>> Start Material for the task

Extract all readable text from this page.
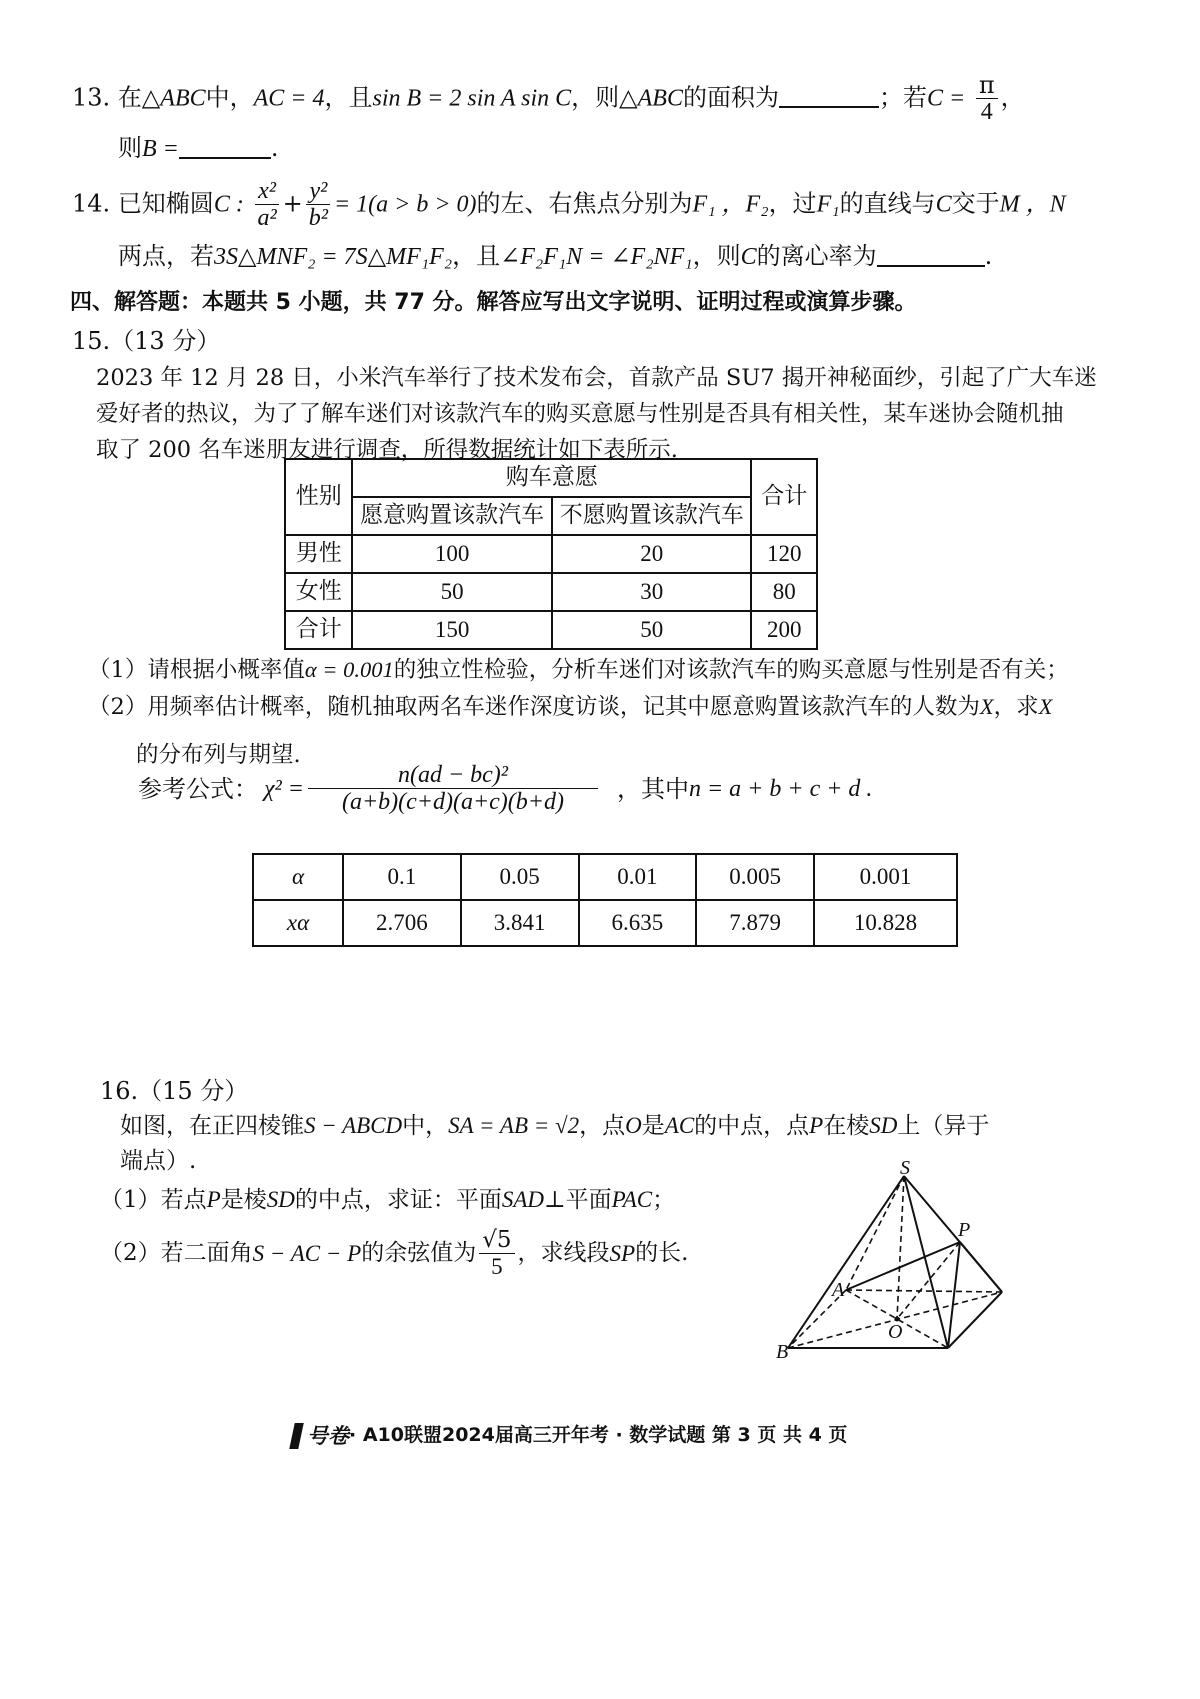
13. 在△ABC中，AC = 4，且sin B = 2 sin A sin C，则△ABC的面积为	；若$C = \frac{\pi}{4}$ ，
则B =	.
14. 已知椭圆C : $\frac{\text{x²}}{\text{a²}} + \frac{\text{y²}}{\text{b²}} = 1(a > b > 0)$的左、右焦点分别为F₁ ，F₂，过F₁的直线与C交于M ，N
两点，若3S△MNF₂ = 7S△MF₁F₂，且∠F₂F₁N = ∠F₂NF₁，则C的离心率为	.
四、解答题：本题共 5 小题，共 77 分。解答应写出文字说明、证明过程或演算步骤。
15.（13 分）
2023 年 12 月 28 日，小米汽车举行了技术发布会，首款产品 SU7 揭开神秘面纱，引起了广大车迷
爱好者的热议，为了了解车迷们对该款汽车的购买意愿与性别是否具有相关性，某车迷协会随机抽
取了 200 名车迷朋友进行调查，所得数据统计如下表所示.
性别	购车意愿		合计
	愿意购置该款汽车	不愿购置该款汽车	
男性	100	20	120
女性	50	30	80
合计	150	50	200
（1）请根据小概率值α = 0.001的独立性检验，分析车迷们对该款汽车的购买意愿与性别是否有关；
（2）用频率估计概率，随机抽取两名车迷作深度访谈，记其中愿意购置该款汽车的人数为X，求X
的分布列与期望.
参考公式： $\chi^2 = \frac{\text{n(ad − bc)²}}{(a+b)(c+d)(a+c)(b+d)}$ ，其中 n = a + b + c + d .
α	0.1	0.05	0.01	0.005	0.001
xα	2.706	3.841	6.635	7.879	10.828
16.（15 分）
如图，在正四棱锥S − ABCD中，SA = AB = √2，点O是AC的中点，点P在棱SD上（异于
端点）.
（1）若点P是棱SD的中点，求证：平面SAD⊥平面PAC；
（2）若二面角 S − AC − P 的余弦值为 $\frac{√5}{5}$ ，求线段 SP 的长.
S
P
A
O
B
号卷 · A10联盟2024届高三开年考 · 数学试题 第 3 页 共 4 页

>> End Material for the task

=== What the task requires ===
Leave the pictures out and write out every entry exactly as given.

=== Result for this task ===
Extract all readable text from this page.
13. 在△ABC中，AC = 4，且sin B = 2 sin A sin C，则△ABC的面积为	；若$C = \frac{\pi}{4}$ ，
则B =	.
14. 已知椭圆C : $\frac{\text{x²}}{\text{a²}} + \frac{\text{y²}}{\text{b²}} = 1(a > b > 0)$的左、右焦点分别为F₁ ，F₂，过F₁的直线与C交于M ，N
两点，若3S△MNF₂ = 7S△MF₁F₂，且∠F₂F₁N = ∠F₂NF₁，则C的离心率为	.
四、解答题：本题共 5 小题，共 77 分。解答应写出文字说明、证明过程或演算步骤。
15.（13 分）
2023 年 12 月 28 日，小米汽车举行了技术发布会，首款产品 SU7 揭开神秘面纱，引起了广大车迷
爱好者的热议，为了了解车迷们对该款汽车的购买意愿与性别是否具有相关性，某车迷协会随机抽
取了 200 名车迷朋友进行调查，所得数据统计如下表所示.
性别	购车意愿		合计
	愿意购置该款汽车	不愿购置该款汽车	
男性	100	20	120
女性	50	30	80
合计	150	50	200
（1）请根据小概率值α = 0.001的独立性检验，分析车迷们对该款汽车的购买意愿与性别是否有关；
（2）用频率估计概率，随机抽取两名车迷作深度访谈，记其中愿意购置该款汽车的人数为X，求X
的分布列与期望.
参考公式： $\chi^2 = \frac{\text{n(ad − bc)²}}{(a+b)(c+d)(a+c)(b+d)}$ ，其中 n = a + b + c + d .
α	0.1	0.05	0.01	0.005	0.001
xα	2.706	3.841	6.635	7.879	10.828
16.（15 分）
如图，在正四棱锥S − ABCD中，SA = AB = √2，点O是AC的中点，点P在棱SD上（异于
端点）.
（1）若点P是棱SD的中点，求证：平面SAD⊥平面PAC；
（2）若二面角 S − AC − P 的余弦值为 $\frac{√5}{5}$ ，求线段 SP 的长.
S
P
A
O
B
号卷 · A10联盟2024届高三开年考 · 数学试题 第 3 页 共 4 页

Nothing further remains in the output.